Task brief — Print the whole listing exactly.

+++++

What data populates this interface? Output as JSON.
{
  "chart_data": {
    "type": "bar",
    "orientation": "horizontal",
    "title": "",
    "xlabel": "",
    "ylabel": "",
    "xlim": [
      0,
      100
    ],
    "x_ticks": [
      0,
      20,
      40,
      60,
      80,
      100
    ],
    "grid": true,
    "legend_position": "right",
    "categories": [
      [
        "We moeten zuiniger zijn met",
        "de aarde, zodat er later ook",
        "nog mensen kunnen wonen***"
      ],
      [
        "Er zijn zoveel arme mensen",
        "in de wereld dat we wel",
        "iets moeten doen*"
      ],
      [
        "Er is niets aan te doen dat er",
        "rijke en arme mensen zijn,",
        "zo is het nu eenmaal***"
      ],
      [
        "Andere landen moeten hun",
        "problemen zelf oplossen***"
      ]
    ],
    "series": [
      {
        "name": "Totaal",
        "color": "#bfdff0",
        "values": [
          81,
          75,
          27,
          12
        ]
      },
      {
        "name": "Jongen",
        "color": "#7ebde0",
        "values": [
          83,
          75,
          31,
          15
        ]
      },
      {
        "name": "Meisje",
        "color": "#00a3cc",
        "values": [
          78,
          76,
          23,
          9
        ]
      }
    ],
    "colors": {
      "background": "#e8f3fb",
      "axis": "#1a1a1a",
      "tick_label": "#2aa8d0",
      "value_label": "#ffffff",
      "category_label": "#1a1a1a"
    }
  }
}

+++++

Right answer —
What data populates this interface? Output as JSON.
{
  "chart_data": {
    "type": "bar",
    "orientation": "horizontal",
    "title": "",
    "xlabel": "",
    "ylabel": "",
    "xlim": [
      0,
      100
    ],
    "x_ticks": [
      0,
      20,
      40,
      60,
      80,
      100
    ],
    "grid": true,
    "legend_position": "right",
    "categories": [
      [
        "We moeten zuiniger zijn met",
        "de aarde, zodat er later ook",
        "nog mensen kunnen wonen***"
      ],
      [
        "Er zijn zoveel arme mensen",
        "in de wereld dat we wel",
        "iets moeten doen*"
      ],
      [
        "Er is niets aan te doen dat er",
        "rijke en arme mensen zijn,",
        "zo is het nu eenmaal***"
      ],
      [
        "Andere landen moeten hun",
        "problemen zelf oplossen***"
      ]
    ],
    "series": [
      {
        "name": "Totaal",
        "color": "#bfdff0",
        "values": [
          81,
          75,
          27,
          12
        ]
      },
      {
        "name": "Jongen",
        "color": "#7ebde0",
        "values": [
          83,
          75,
          31,
          15
        ]
      },
      {
        "name": "Meisje",
        "color": "#00a3cc",
        "values": [
          78,
          76,
          23,
          9
        ]
      }
    ],
    "colors": {
      "background": "#e8f3fb",
      "axis": "#1a1a1a",
      "tick_label": "#2aa8d0",
      "value_label": "#ffffff",
      "category_label": "#1a1a1a"
    }
  }
}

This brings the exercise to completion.